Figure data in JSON
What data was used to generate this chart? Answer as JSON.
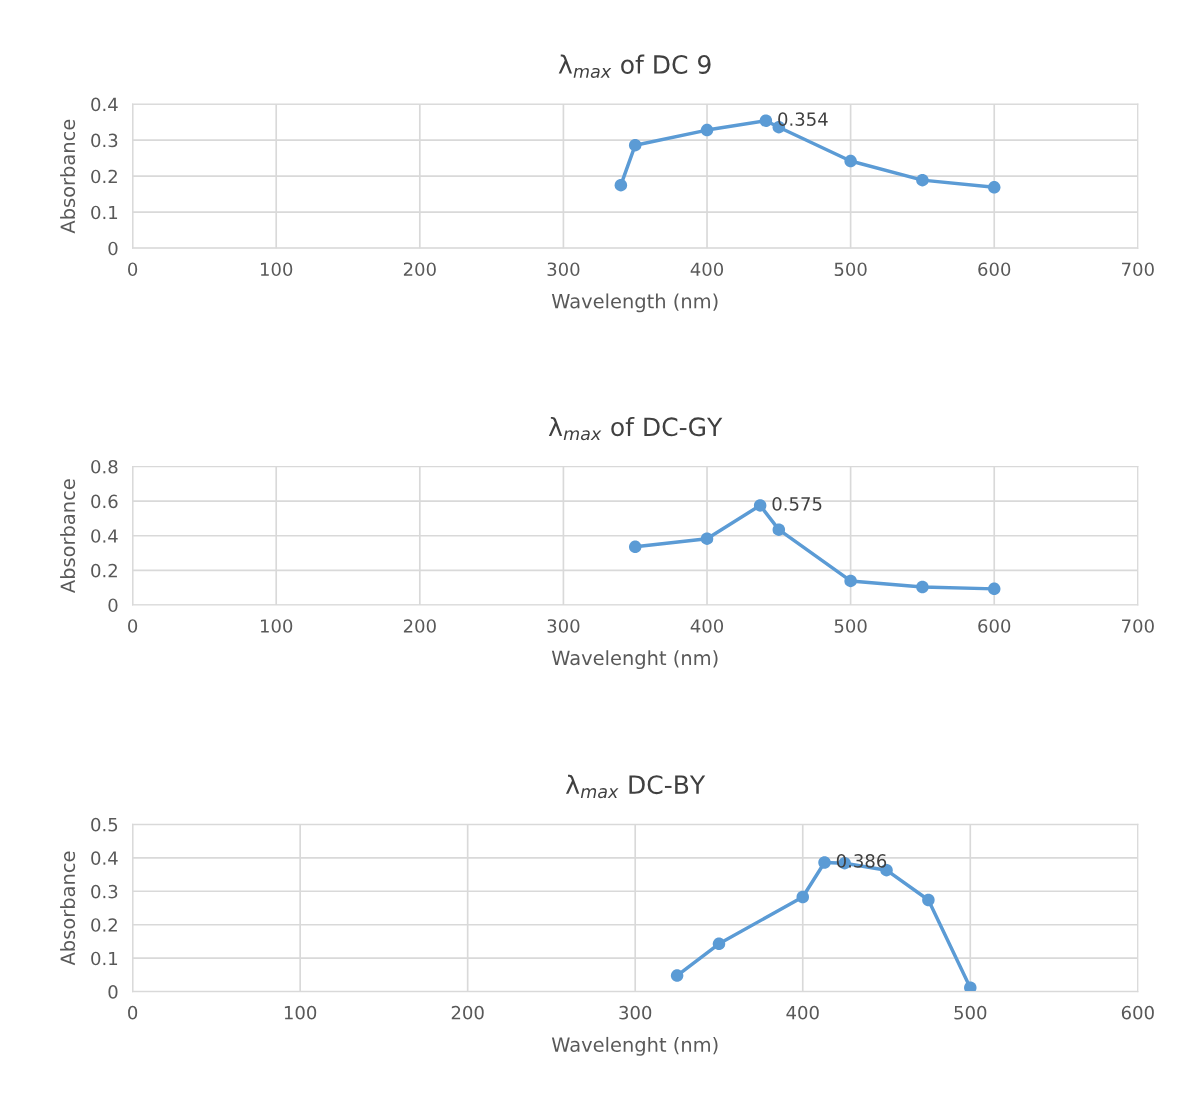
{
  "chart_data": [
    {
      "type": "line",
      "title": "λ$_{max}$ of DC 9",
      "xlabel": "Wavelength (nm)",
      "ylabel": "Absorbance",
      "x": [
        340,
        350,
        400,
        441,
        450,
        500,
        550,
        600
      ],
      "series": [
        {
          "color": "#5b9bd5",
          "values": [
            0.175,
            0.286,
            0.328,
            0.354,
            0.336,
            0.242,
            0.189,
            0.169
          ],
          "value_labels": [
            null,
            null,
            null,
            "0.354",
            null,
            null,
            null,
            null
          ]
        }
      ],
      "xlim": [
        0,
        700
      ],
      "xticks": [
        0,
        100,
        200,
        300,
        400,
        500,
        600,
        700
      ],
      "ylim": [
        0,
        0.4
      ],
      "yticks": [
        0,
        0.1,
        0.2,
        0.3,
        0.4
      ],
      "grid": true,
      "marker": "circle",
      "line_style": "solid"
    },
    {
      "type": "line",
      "title": "λ$_{max}$ of DC-GY",
      "xlabel": "Wavelenght (nm)",
      "ylabel": "Absorbance",
      "x": [
        350,
        400,
        437,
        450,
        500,
        550,
        600
      ],
      "series": [
        {
          "color": "#5b9bd5",
          "values": [
            0.336,
            0.383,
            0.575,
            0.435,
            0.139,
            0.104,
            0.093
          ],
          "value_labels": [
            null,
            null,
            "0.575",
            null,
            null,
            null,
            null
          ]
        }
      ],
      "xlim": [
        0,
        700
      ],
      "xticks": [
        0,
        100,
        200,
        300,
        400,
        500,
        600,
        700
      ],
      "ylim": [
        0,
        0.8
      ],
      "yticks": [
        0,
        0.2,
        0.4,
        0.6,
        0.8
      ],
      "grid": true,
      "marker": "circle",
      "line_style": "solid"
    },
    {
      "type": "line",
      "title": "λ$_{max}$ DC-BY",
      "xlabel": "Wavelenght (nm)",
      "ylabel": "Absorbance",
      "x": [
        325,
        350,
        400,
        413,
        425,
        450,
        475,
        500
      ],
      "series": [
        {
          "color": "#5b9bd5",
          "values": [
            0.048,
            0.143,
            0.283,
            0.386,
            0.384,
            0.363,
            0.274,
            0.012
          ],
          "value_labels": [
            null,
            null,
            null,
            "0.386",
            null,
            null,
            null,
            null
          ]
        }
      ],
      "xlim": [
        0,
        600
      ],
      "xticks": [
        0,
        100,
        200,
        300,
        400,
        500,
        600
      ],
      "ylim": [
        0,
        0.5
      ],
      "yticks": [
        0,
        0.1,
        0.2,
        0.3,
        0.4,
        0.5
      ],
      "grid": true,
      "marker": "circle",
      "line_style": "solid"
    }
  ]
}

• **What you need to do**:
Output the data exactly. Pictures don't belong in the result.

• **Written response**:
What data was used to generate this chart? Answer as JSON.
{
  "chart_data": [
    {
      "type": "line",
      "title": "λ$_{max}$ of DC 9",
      "xlabel": "Wavelength (nm)",
      "ylabel": "Absorbance",
      "x": [
        340,
        350,
        400,
        441,
        450,
        500,
        550,
        600
      ],
      "series": [
        {
          "color": "#5b9bd5",
          "values": [
            0.175,
            0.286,
            0.328,
            0.354,
            0.336,
            0.242,
            0.189,
            0.169
          ],
          "value_labels": [
            null,
            null,
            null,
            "0.354",
            null,
            null,
            null,
            null
          ]
        }
      ],
      "xlim": [
        0,
        700
      ],
      "xticks": [
        0,
        100,
        200,
        300,
        400,
        500,
        600,
        700
      ],
      "ylim": [
        0,
        0.4
      ],
      "yticks": [
        0,
        0.1,
        0.2,
        0.3,
        0.4
      ],
      "grid": true,
      "marker": "circle",
      "line_style": "solid"
    },
    {
      "type": "line",
      "title": "λ$_{max}$ of DC-GY",
      "xlabel": "Wavelenght (nm)",
      "ylabel": "Absorbance",
      "x": [
        350,
        400,
        437,
        450,
        500,
        550,
        600
      ],
      "series": [
        {
          "color": "#5b9bd5",
          "values": [
            0.336,
            0.383,
            0.575,
            0.435,
            0.139,
            0.104,
            0.093
          ],
          "value_labels": [
            null,
            null,
            "0.575",
            null,
            null,
            null,
            null
          ]
        }
      ],
      "xlim": [
        0,
        700
      ],
      "xticks": [
        0,
        100,
        200,
        300,
        400,
        500,
        600,
        700
      ],
      "ylim": [
        0,
        0.8
      ],
      "yticks": [
        0,
        0.2,
        0.4,
        0.6,
        0.8
      ],
      "grid": true,
      "marker": "circle",
      "line_style": "solid"
    },
    {
      "type": "line",
      "title": "λ$_{max}$ DC-BY",
      "xlabel": "Wavelenght (nm)",
      "ylabel": "Absorbance",
      "x": [
        325,
        350,
        400,
        413,
        425,
        450,
        475,
        500
      ],
      "series": [
        {
          "color": "#5b9bd5",
          "values": [
            0.048,
            0.143,
            0.283,
            0.386,
            0.384,
            0.363,
            0.274,
            0.012
          ],
          "value_labels": [
            null,
            null,
            null,
            "0.386",
            null,
            null,
            null,
            null
          ]
        }
      ],
      "xlim": [
        0,
        600
      ],
      "xticks": [
        0,
        100,
        200,
        300,
        400,
        500,
        600
      ],
      "ylim": [
        0,
        0.5
      ],
      "yticks": [
        0,
        0.1,
        0.2,
        0.3,
        0.4,
        0.5
      ],
      "grid": true,
      "marker": "circle",
      "line_style": "solid"
    }
  ]
}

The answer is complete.